→ **Objective**
Go through the material below and copy each line where the word "Inciso" appears.

**** Given information ****

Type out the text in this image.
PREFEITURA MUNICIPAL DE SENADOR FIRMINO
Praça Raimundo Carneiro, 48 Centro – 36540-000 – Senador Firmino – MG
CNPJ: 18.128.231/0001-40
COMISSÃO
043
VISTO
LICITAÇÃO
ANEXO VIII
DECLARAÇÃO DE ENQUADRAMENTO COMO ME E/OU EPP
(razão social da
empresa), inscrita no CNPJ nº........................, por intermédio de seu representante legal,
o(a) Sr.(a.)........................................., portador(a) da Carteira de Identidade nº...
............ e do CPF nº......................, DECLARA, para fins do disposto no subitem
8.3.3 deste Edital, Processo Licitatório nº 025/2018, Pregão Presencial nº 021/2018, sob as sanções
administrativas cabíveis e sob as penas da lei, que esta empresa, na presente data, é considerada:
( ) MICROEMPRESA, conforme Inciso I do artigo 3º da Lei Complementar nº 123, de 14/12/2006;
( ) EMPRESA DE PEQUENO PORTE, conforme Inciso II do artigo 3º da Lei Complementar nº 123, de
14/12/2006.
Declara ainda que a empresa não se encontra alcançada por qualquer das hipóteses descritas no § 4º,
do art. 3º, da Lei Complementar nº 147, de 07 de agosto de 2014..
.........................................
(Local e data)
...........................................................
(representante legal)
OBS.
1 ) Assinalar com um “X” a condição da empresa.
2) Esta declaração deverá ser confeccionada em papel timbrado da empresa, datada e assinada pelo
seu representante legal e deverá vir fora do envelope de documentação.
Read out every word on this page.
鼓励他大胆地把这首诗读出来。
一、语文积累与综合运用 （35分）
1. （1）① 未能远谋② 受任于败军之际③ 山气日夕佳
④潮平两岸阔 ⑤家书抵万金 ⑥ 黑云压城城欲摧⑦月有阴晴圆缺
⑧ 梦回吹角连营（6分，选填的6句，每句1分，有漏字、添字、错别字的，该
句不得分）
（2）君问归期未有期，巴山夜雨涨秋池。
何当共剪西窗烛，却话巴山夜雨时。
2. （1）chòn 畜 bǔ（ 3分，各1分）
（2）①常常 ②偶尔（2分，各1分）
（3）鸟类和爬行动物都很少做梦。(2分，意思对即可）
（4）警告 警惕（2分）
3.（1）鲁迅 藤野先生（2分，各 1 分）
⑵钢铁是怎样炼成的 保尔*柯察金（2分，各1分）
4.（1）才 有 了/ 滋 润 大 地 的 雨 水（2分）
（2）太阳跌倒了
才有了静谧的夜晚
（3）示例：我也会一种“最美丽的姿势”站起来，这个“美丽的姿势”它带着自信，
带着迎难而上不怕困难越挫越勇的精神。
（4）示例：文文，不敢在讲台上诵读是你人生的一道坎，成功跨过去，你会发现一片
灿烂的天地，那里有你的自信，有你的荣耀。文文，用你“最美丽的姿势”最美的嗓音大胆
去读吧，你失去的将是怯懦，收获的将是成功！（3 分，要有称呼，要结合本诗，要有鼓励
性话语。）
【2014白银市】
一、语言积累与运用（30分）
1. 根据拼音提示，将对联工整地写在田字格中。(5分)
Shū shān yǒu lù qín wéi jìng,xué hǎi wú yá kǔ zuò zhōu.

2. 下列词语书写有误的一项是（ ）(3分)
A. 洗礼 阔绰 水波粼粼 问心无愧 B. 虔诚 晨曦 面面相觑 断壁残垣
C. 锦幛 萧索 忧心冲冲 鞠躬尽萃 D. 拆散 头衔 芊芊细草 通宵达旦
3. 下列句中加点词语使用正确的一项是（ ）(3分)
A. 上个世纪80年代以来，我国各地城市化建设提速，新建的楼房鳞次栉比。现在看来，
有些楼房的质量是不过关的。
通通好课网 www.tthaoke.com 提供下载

****

→ **Answer to the problem**
( ) MICROEMPRESA, conforme Inciso I do artigo 3º da Lei Complementar nº 123, de 14/12/2006;
( ) EMPRESA DE PEQUENO PORTE, conforme Inciso II do artigo 3º da Lei Complementar nº 123, de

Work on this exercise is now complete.